Data entries
%%

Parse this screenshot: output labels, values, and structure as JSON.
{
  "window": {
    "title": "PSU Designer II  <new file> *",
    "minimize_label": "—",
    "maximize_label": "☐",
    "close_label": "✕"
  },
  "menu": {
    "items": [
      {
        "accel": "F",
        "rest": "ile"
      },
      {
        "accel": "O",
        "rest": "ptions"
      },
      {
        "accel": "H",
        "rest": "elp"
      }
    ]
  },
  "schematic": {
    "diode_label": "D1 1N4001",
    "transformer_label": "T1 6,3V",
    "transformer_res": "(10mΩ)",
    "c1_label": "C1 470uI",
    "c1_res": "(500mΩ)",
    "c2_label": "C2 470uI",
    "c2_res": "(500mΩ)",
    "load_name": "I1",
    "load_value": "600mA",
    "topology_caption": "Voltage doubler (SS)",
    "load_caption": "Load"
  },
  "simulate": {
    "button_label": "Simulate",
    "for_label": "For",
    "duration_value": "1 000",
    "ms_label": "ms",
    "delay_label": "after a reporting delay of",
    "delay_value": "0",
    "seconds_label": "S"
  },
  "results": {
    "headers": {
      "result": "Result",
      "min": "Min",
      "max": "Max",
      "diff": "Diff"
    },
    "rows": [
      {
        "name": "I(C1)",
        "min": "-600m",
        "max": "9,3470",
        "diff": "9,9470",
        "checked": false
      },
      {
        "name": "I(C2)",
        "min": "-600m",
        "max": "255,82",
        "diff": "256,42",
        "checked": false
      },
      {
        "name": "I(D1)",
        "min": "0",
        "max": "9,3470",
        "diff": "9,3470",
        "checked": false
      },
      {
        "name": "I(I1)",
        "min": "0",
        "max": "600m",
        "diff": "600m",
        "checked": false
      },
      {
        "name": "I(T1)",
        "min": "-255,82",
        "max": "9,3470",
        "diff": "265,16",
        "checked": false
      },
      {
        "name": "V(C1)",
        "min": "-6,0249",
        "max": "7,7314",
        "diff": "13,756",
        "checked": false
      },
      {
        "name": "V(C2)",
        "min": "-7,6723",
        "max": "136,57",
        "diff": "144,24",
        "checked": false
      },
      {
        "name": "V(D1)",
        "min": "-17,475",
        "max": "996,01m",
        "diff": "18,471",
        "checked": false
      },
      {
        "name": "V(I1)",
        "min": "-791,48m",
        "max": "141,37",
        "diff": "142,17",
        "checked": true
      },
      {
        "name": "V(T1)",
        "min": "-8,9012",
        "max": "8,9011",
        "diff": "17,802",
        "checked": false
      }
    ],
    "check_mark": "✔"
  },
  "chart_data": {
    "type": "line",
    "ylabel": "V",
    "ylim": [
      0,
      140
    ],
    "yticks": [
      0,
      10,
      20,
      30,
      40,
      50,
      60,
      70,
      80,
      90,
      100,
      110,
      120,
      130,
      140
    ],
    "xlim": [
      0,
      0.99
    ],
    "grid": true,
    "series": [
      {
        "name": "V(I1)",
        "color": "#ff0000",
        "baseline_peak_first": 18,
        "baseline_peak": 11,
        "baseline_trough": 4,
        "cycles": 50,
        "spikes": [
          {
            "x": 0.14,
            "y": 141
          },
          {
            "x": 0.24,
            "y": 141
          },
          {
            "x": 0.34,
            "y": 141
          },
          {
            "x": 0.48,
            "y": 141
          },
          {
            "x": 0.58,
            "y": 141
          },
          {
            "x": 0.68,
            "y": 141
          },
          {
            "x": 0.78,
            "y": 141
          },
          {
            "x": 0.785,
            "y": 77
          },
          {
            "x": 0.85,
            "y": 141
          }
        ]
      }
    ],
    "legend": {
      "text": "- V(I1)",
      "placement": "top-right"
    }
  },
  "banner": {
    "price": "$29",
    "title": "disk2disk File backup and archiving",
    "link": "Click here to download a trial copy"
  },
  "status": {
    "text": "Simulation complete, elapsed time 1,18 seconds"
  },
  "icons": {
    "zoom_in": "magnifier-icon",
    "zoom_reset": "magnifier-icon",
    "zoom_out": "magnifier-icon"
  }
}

%%

Goal: Here, the records must be output exactly and in full.

Full response:
Parse this screenshot: output labels, values, and structure as JSON.
{
  "window": {
    "title": "PSU Designer II  <new file> *",
    "minimize_label": "—",
    "maximize_label": "☐",
    "close_label": "✕"
  },
  "menu": {
    "items": [
      {
        "accel": "F",
        "rest": "ile"
      },
      {
        "accel": "O",
        "rest": "ptions"
      },
      {
        "accel": "H",
        "rest": "elp"
      }
    ]
  },
  "schematic": {
    "diode_label": "D1 1N4001",
    "transformer_label": "T1 6,3V",
    "transformer_res": "(10mΩ)",
    "c1_label": "C1 470uI",
    "c1_res": "(500mΩ)",
    "c2_label": "C2 470uI",
    "c2_res": "(500mΩ)",
    "load_name": "I1",
    "load_value": "600mA",
    "topology_caption": "Voltage doubler (SS)",
    "load_caption": "Load"
  },
  "simulate": {
    "button_label": "Simulate",
    "for_label": "For",
    "duration_value": "1 000",
    "ms_label": "ms",
    "delay_label": "after a reporting delay of",
    "delay_value": "0",
    "seconds_label": "S"
  },
  "results": {
    "headers": {
      "result": "Result",
      "min": "Min",
      "max": "Max",
      "diff": "Diff"
    },
    "rows": [
      {
        "name": "I(C1)",
        "min": "-600m",
        "max": "9,3470",
        "diff": "9,9470",
        "checked": false
      },
      {
        "name": "I(C2)",
        "min": "-600m",
        "max": "255,82",
        "diff": "256,42",
        "checked": false
      },
      {
        "name": "I(D1)",
        "min": "0",
        "max": "9,3470",
        "diff": "9,3470",
        "checked": false
      },
      {
        "name": "I(I1)",
        "min": "0",
        "max": "600m",
        "diff": "600m",
        "checked": false
      },
      {
        "name": "I(T1)",
        "min": "-255,82",
        "max": "9,3470",
        "diff": "265,16",
        "checked": false
      },
      {
        "name": "V(C1)",
        "min": "-6,0249",
        "max": "7,7314",
        "diff": "13,756",
        "checked": false
      },
      {
        "name": "V(C2)",
        "min": "-7,6723",
        "max": "136,57",
        "diff": "144,24",
        "checked": false
      },
      {
        "name": "V(D1)",
        "min": "-17,475",
        "max": "996,01m",
        "diff": "18,471",
        "checked": false
      },
      {
        "name": "V(I1)",
        "min": "-791,48m",
        "max": "141,37",
        "diff": "142,17",
        "checked": true
      },
      {
        "name": "V(T1)",
        "min": "-8,9012",
        "max": "8,9011",
        "diff": "17,802",
        "checked": false
      }
    ],
    "check_mark": "✔"
  },
  "chart_data": {
    "type": "line",
    "ylabel": "V",
    "ylim": [
      0,
      140
    ],
    "yticks": [
      0,
      10,
      20,
      30,
      40,
      50,
      60,
      70,
      80,
      90,
      100,
      110,
      120,
      130,
      140
    ],
    "xlim": [
      0,
      0.99
    ],
    "grid": true,
    "series": [
      {
        "name": "V(I1)",
        "color": "#ff0000",
        "baseline_peak_first": 18,
        "baseline_peak": 11,
        "baseline_trough": 4,
        "cycles": 50,
        "spikes": [
          {
            "x": 0.14,
            "y": 141
          },
          {
            "x": 0.24,
            "y": 141
          },
          {
            "x": 0.34,
            "y": 141
          },
          {
            "x": 0.48,
            "y": 141
          },
          {
            "x": 0.58,
            "y": 141
          },
          {
            "x": 0.68,
            "y": 141
          },
          {
            "x": 0.78,
            "y": 141
          },
          {
            "x": 0.785,
            "y": 77
          },
          {
            "x": 0.85,
            "y": 141
          }
        ]
      }
    ],
    "legend": {
      "text": "- V(I1)",
      "placement": "top-right"
    }
  },
  "banner": {
    "price": "$29",
    "title": "disk2disk File backup and archiving",
    "link": "Click here to download a trial copy"
  },
  "status": {
    "text": "Simulation complete, elapsed time 1,18 seconds"
  },
  "icons": {
    "zoom_in": "magnifier-icon",
    "zoom_reset": "magnifier-icon",
    "zoom_out": "magnifier-icon"
  }
}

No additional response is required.